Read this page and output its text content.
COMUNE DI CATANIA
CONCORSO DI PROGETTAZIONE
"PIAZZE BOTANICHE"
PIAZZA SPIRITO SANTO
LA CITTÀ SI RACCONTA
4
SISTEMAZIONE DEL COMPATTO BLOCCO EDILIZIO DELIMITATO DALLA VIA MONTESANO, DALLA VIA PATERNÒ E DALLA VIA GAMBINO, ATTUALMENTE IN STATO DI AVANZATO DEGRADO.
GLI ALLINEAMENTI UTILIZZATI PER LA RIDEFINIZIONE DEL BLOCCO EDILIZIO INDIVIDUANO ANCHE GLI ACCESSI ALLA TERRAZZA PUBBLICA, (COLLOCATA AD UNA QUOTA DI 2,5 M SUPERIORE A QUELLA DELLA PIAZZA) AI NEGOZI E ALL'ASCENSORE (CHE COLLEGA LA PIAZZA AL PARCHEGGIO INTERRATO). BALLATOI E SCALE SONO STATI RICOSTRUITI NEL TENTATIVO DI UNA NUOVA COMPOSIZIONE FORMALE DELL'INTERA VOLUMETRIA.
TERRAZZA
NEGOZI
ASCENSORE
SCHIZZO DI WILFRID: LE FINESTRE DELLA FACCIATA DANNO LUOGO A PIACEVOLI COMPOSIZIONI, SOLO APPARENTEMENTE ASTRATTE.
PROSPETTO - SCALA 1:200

## Exercise objective
The listing above must be transcribed exactly, line by line.

## Full output
Read this page and output its text content.
COMUNE DI CATANIA
CONCORSO DI PROGETTAZIONE
"PIAZZE BOTANICHE"
PIAZZA SPIRITO SANTO
LA CITTÀ SI RACCONTA
4
SISTEMAZIONE DEL COMPATTO BLOCCO EDILIZIO DELIMITATO DALLA VIA MONTESANO, DALLA VIA PATERNÒ E DALLA VIA GAMBINO, ATTUALMENTE IN STATO DI AVANZATO DEGRADO.
GLI ALLINEAMENTI UTILIZZATI PER LA RIDEFINIZIONE DEL BLOCCO EDILIZIO INDIVIDUANO ANCHE GLI ACCESSI ALLA TERRAZZA PUBBLICA, (COLLOCATA AD UNA QUOTA DI 2,5 M SUPERIORE A QUELLA DELLA PIAZZA) AI NEGOZI E ALL'ASCENSORE (CHE COLLEGA LA PIAZZA AL PARCHEGGIO INTERRATO). BALLATOI E SCALE SONO STATI RICOSTRUITI NEL TENTATIVO DI UNA NUOVA COMPOSIZIONE FORMALE DELL'INTERA VOLUMETRIA.
TERRAZZA
NEGOZI
ASCENSORE
SCHIZZO DI WILFRID: LE FINESTRE DELLA FACCIATA DANNO LUOGO A PIACEVOLI COMPOSIZIONI, SOLO APPARENTEMENTE ASTRATTE.
PROSPETTO - SCALA 1:200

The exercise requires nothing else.